EXERCISE BRIEF: Return only the number of lines that hold "Book".

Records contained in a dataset
## BEGIN

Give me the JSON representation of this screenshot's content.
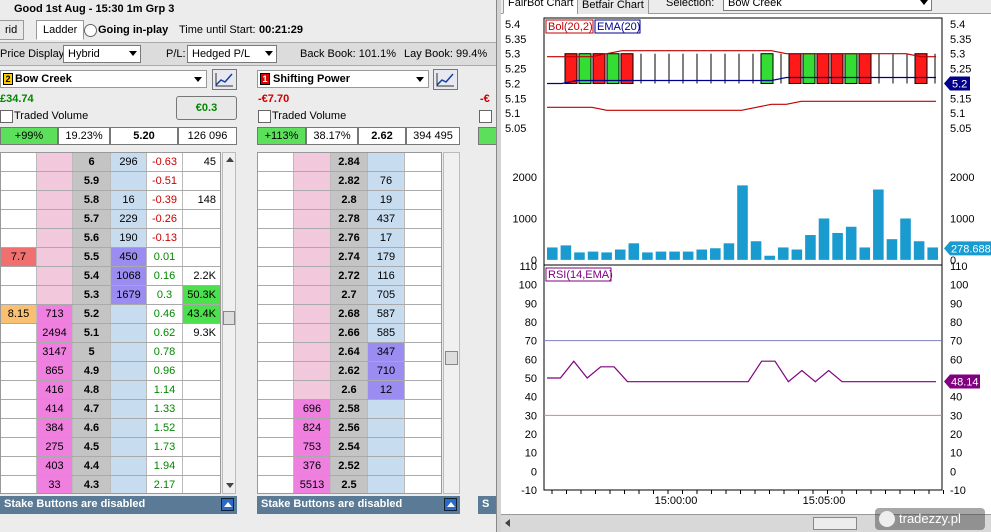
{
  "app": {
    "title": "Good 1st Aug - 15:30 1m Grp 3",
    "tab_hybrid_partial": "rid",
    "tab_ladder": "Ladder",
    "going_inplay": "Going in-play",
    "time_until_label": "Time until Start:",
    "time_until": "00:21:29"
  },
  "toolbar": {
    "price_display_label": "Price Display:",
    "price_display": "Hybrid",
    "pl_label": "P/L:",
    "pl_value": "Hedged P/L",
    "back_book": "Back Book: 101.1%",
    "lay_book": "Lay Book: 99.4%"
  },
  "runner1": {
    "num": "2",
    "name": "Bow Creek",
    "pnl": "£34.74",
    "hedge": "€0.3",
    "traded_volume": "Traded Volume",
    "stat_pct": "+99%",
    "stat_ratio": "19.23%",
    "stat_ltp": "5.20",
    "stat_vol": "126 096",
    "ladder": [
      [
        "",
        "",
        "6",
        "296",
        "-0.63",
        "45"
      ],
      [
        "",
        "",
        "5.9",
        "",
        "-0.51",
        ""
      ],
      [
        "",
        "",
        "5.8",
        "16",
        "-0.39",
        "148"
      ],
      [
        "",
        "",
        "5.7",
        "229",
        "-0.26",
        ""
      ],
      [
        "",
        "",
        "5.6",
        "190",
        "-0.13",
        ""
      ],
      [
        "7.7",
        "",
        "5.5",
        "450",
        "0.01",
        ""
      ],
      [
        "",
        "",
        "5.4",
        "1068",
        "0.16",
        "2.2K"
      ],
      [
        "",
        "",
        "5.3",
        "1679",
        "0.3",
        "50.3K"
      ],
      [
        "8.15",
        "713",
        "5.2",
        "",
        "0.46",
        "43.4K"
      ],
      [
        "",
        "2494",
        "5.1",
        "",
        "0.62",
        "9.3K"
      ],
      [
        "",
        "3147",
        "5",
        "",
        "0.78",
        ""
      ],
      [
        "",
        "865",
        "4.9",
        "",
        "0.96",
        ""
      ],
      [
        "",
        "416",
        "4.8",
        "",
        "1.14",
        ""
      ],
      [
        "",
        "414",
        "4.7",
        "",
        "1.33",
        ""
      ],
      [
        "",
        "384",
        "4.6",
        "",
        "1.52",
        ""
      ],
      [
        "",
        "275",
        "4.5",
        "",
        "1.73",
        ""
      ],
      [
        "",
        "403",
        "4.4",
        "",
        "1.94",
        ""
      ],
      [
        "",
        "33",
        "4.3",
        "",
        "2.17",
        ""
      ]
    ],
    "stake": "Stake Buttons are disabled"
  },
  "runner2": {
    "num": "1",
    "name": "Shifting Power",
    "pnl": "-€7.70",
    "traded_volume": "Traded Volume",
    "stat_pct": "+113%",
    "stat_ratio": "38.17%",
    "stat_ltp": "2.62",
    "stat_vol": "394 495",
    "ladder": [
      [
        "",
        "2.84",
        ""
      ],
      [
        "",
        "2.82",
        "76"
      ],
      [
        "",
        "2.8",
        "19"
      ],
      [
        "",
        "2.78",
        "437"
      ],
      [
        "",
        "2.76",
        "17"
      ],
      [
        "",
        "2.74",
        "179"
      ],
      [
        "",
        "2.72",
        "116"
      ],
      [
        "",
        "2.7",
        "705"
      ],
      [
        "",
        "2.68",
        "587"
      ],
      [
        "",
        "2.66",
        "585"
      ],
      [
        "",
        "2.64",
        "347"
      ],
      [
        "",
        "2.62",
        "710"
      ],
      [
        "",
        "2.6",
        "12"
      ],
      [
        "696",
        "2.58",
        ""
      ],
      [
        "824",
        "2.56",
        ""
      ],
      [
        "753",
        "2.54",
        ""
      ],
      [
        "376",
        "2.52",
        ""
      ],
      [
        "5513",
        "2.5",
        ""
      ]
    ],
    "stake": "Stake Buttons are disabled"
  },
  "runner3": {
    "pnl_partial": "-€",
    "stake_partial": "S"
  },
  "chart": {
    "tab_fairbot": "FairBot Chart",
    "tab_betfair": "Betfair Chart",
    "selection_label": "Selection:",
    "selection": "Bow Creek",
    "watermark": "tradezzy.pl",
    "legend_bol": "Bol(20,2)",
    "legend_ema": "EMA(20)",
    "legend_rsi": "RSI(14,EMA)",
    "colors": {
      "bull": "#33dd33",
      "bear": "#ff1a1a",
      "ema": "#00008b",
      "bol": "#c00000",
      "vol": "#1a9bd0",
      "rsi": "#800080"
    }
  },
  "chart_data": [
    {
      "type": "line",
      "title": "",
      "ylim": [
        5.0,
        5.42
      ],
      "y_ticks": [
        "5.4",
        "5.35",
        "5.3",
        "5.25",
        "5.2",
        "5.15",
        "5.1",
        "5.05"
      ],
      "last_label": "5.2",
      "series": [
        {
          "name": "Bol(20,2)",
          "values": [
            5.29,
            5.29,
            5.29,
            5.29,
            5.3,
            5.31,
            5.31,
            5.31,
            5.31,
            5.31,
            5.31,
            5.31,
            5.31,
            5.31,
            5.31,
            5.31,
            5.3,
            5.3,
            5.3,
            5.3,
            5.3,
            5.3,
            5.3,
            5.3,
            5.3,
            5.29,
            5.29
          ]
        },
        {
          "name": "EMA(20)",
          "values": [
            5.2,
            5.2,
            5.21,
            5.21,
            5.21,
            5.21,
            5.21,
            5.21,
            5.21,
            5.21,
            5.21,
            5.21,
            5.21,
            5.21,
            5.21,
            5.21,
            5.22,
            5.22,
            5.22,
            5.22,
            5.22,
            5.22,
            5.22,
            5.22,
            5.22,
            5.22,
            5.22
          ]
        },
        {
          "name": "lower band",
          "values": [
            5.12,
            5.12,
            5.12,
            5.12,
            5.11,
            5.11,
            5.11,
            5.11,
            5.11,
            5.11,
            5.11,
            5.11,
            5.11,
            5.11,
            5.12,
            5.13,
            5.13,
            5.14,
            5.14,
            5.14,
            5.14,
            5.14,
            5.14,
            5.14,
            5.14,
            5.14,
            5.14
          ]
        }
      ],
      "candles": [
        [
          "bear",
          5.3,
          5.2
        ],
        [
          "bull",
          5.2,
          5.3
        ],
        [
          "bear",
          5.3,
          5.2
        ],
        [
          "bull",
          5.2,
          5.3
        ],
        [
          "bear",
          5.3,
          5.2
        ],
        [
          "",
          5.2,
          5.2
        ],
        [
          "",
          5.2,
          5.2
        ],
        [
          "",
          5.2,
          5.2
        ],
        [
          "",
          5.2,
          5.2
        ],
        [
          "",
          5.2,
          5.2
        ],
        [
          "",
          5.2,
          5.2
        ],
        [
          "",
          5.2,
          5.2
        ],
        [
          "",
          5.2,
          5.2
        ],
        [
          "",
          5.2,
          5.2
        ],
        [
          "bull",
          5.2,
          5.3
        ],
        [
          "",
          5.2,
          5.2
        ],
        [
          "bear",
          5.3,
          5.2
        ],
        [
          "bull",
          5.2,
          5.3
        ],
        [
          "bear",
          5.3,
          5.2
        ],
        [
          "bear",
          5.3,
          5.2
        ],
        [
          "bull",
          5.2,
          5.3
        ],
        [
          "bear",
          5.3,
          5.2
        ],
        [
          "",
          5.2,
          5.2
        ],
        [
          "",
          5.2,
          5.2
        ],
        [
          "",
          5.2,
          5.2
        ],
        [
          "bear",
          5.3,
          5.2
        ],
        [
          "",
          5.2,
          5.2
        ]
      ]
    },
    {
      "type": "bar",
      "ylim": [
        -100,
        2800
      ],
      "y_ticks": [
        "2000",
        "1000",
        "0"
      ],
      "last_label": "278.688",
      "values": [
        300,
        350,
        180,
        200,
        180,
        250,
        400,
        180,
        200,
        200,
        200,
        250,
        280,
        400,
        1800,
        450,
        100,
        300,
        250,
        600,
        1000,
        650,
        800,
        300,
        1700,
        500,
        1000,
        450,
        300
      ]
    },
    {
      "type": "line",
      "ylim": [
        -10,
        110
      ],
      "y_ticks": [
        "110",
        "100",
        "90",
        "80",
        "70",
        "60",
        "50",
        "40",
        "30",
        "20",
        "10",
        "0",
        "-10"
      ],
      "last_label": "48.14",
      "lines": [
        70,
        30
      ],
      "series": [
        {
          "name": "RSI(14,EMA)",
          "values": [
            50,
            50,
            59,
            50,
            56,
            56,
            48,
            48,
            48,
            48,
            48,
            48,
            48,
            48,
            48,
            48,
            59,
            59,
            48,
            54,
            48,
            54,
            48,
            48,
            48,
            48,
            48,
            48,
            48,
            48
          ]
        }
      ],
      "x_ticks": [
        "15:00:00",
        "15:05:00"
      ]
    }
  ]
}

## END

FINAL RESULT: 2